◆ INSTRUCTION ◆
Review the material and extract every line in which the word "name" occurs.

◆ GIVEN DATA ◆
=-=-=-=-=
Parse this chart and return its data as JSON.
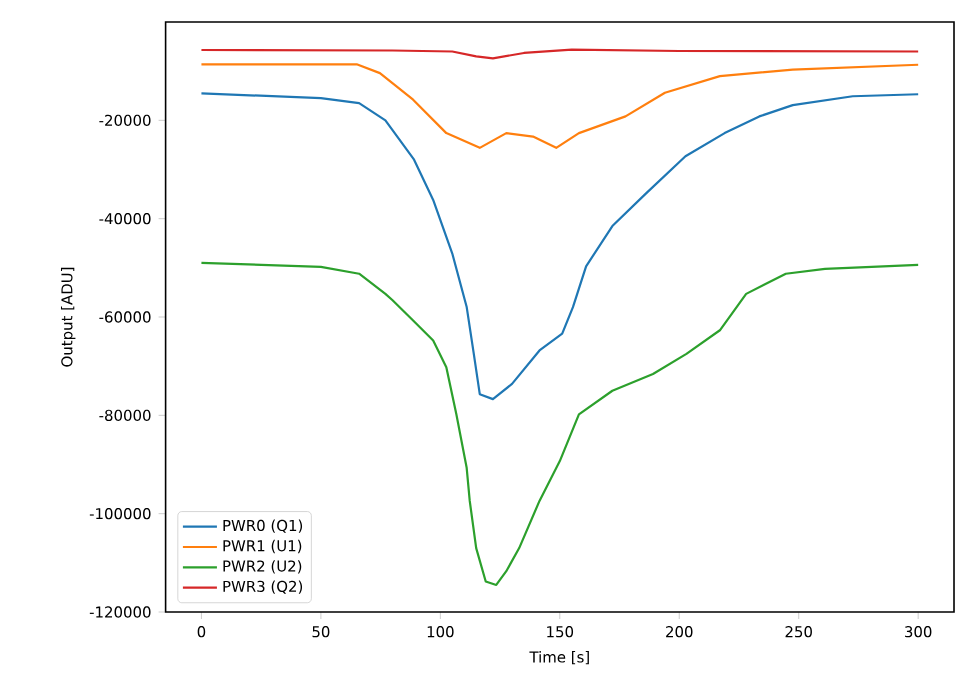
{
  "chart_data": {
    "type": "line",
    "xlabel": "Time [s]",
    "ylabel": "Output [ADU]",
    "xlim": [
      -15,
      315
    ],
    "ylim": [
      -120000,
      0
    ],
    "xticks": [
      0,
      50,
      100,
      150,
      200,
      250,
      300
    ],
    "yticks": [
      -120000,
      -100000,
      -80000,
      -60000,
      -40000,
      -20000
    ],
    "legend": "bottom left",
    "grid": false,
    "line_style": "solid",
    "series": [
      {
        "name": "PWR0 (Q1)",
        "color": "#1f77b4",
        "x": [
          0,
          50,
          66,
          77,
          89,
          97,
          105,
          111,
          114,
          116.5,
          122,
          130,
          141.5,
          151,
          155.5,
          161,
          172,
          186,
          202.6,
          219,
          233.5,
          247.5,
          272.6,
          300
        ],
        "values": [
          -14500,
          -15500,
          -16500,
          -20000,
          -28000,
          -36200,
          -47100,
          -57900,
          -67500,
          -75700,
          -76700,
          -73600,
          -66800,
          -63400,
          -58000,
          -49700,
          -41500,
          -34900,
          -27300,
          -22600,
          -19200,
          -16900,
          -15100,
          -14700
        ]
      },
      {
        "name": "PWR1 (U1)",
        "color": "#ff7f0e",
        "x": [
          0,
          65,
          74.7,
          88.6,
          102.5,
          116.5,
          127.6,
          138.8,
          148.5,
          158,
          177.5,
          194,
          217,
          247.5,
          300
        ],
        "values": [
          -8600,
          -8600,
          -10400,
          -15800,
          -22600,
          -25600,
          -22600,
          -23300,
          -25600,
          -22600,
          -19200,
          -14400,
          -11000,
          -9700,
          -8700
        ]
      },
      {
        "name": "PWR2 (U2)",
        "color": "#2ca02c",
        "x": [
          0,
          50,
          66,
          77,
          80,
          88.6,
          97,
          102.5,
          106.7,
          111,
          112.3,
          115,
          119,
          123.4,
          127.6,
          133,
          141.5,
          150,
          158,
          172,
          189,
          203,
          217,
          228,
          244.6,
          261,
          300
        ],
        "values": [
          -49000,
          -49800,
          -51200,
          -55300,
          -56600,
          -60700,
          -64800,
          -70200,
          -79800,
          -90600,
          -97400,
          -107000,
          -113800,
          -114500,
          -111700,
          -107000,
          -97400,
          -89300,
          -79800,
          -75000,
          -71600,
          -67500,
          -62700,
          -55300,
          -51200,
          -50200,
          -49400
        ]
      },
      {
        "name": "PWR3 (Q2)",
        "color": "#d62728",
        "x": [
          0,
          80,
          105,
          115,
          122,
          135,
          155,
          200,
          300
        ],
        "values": [
          -5700,
          -5800,
          -6000,
          -7000,
          -7400,
          -6300,
          -5600,
          -5900,
          -6000
        ]
      }
    ]
  }
}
=-=-=-=-=
◆ RESULT OF THIS TASK ◆
        "name": "PWR0 (Q1)",
        "name": "PWR1 (U1)",
        "name": "PWR2 (U2)",
        "name": "PWR3 (Q2)",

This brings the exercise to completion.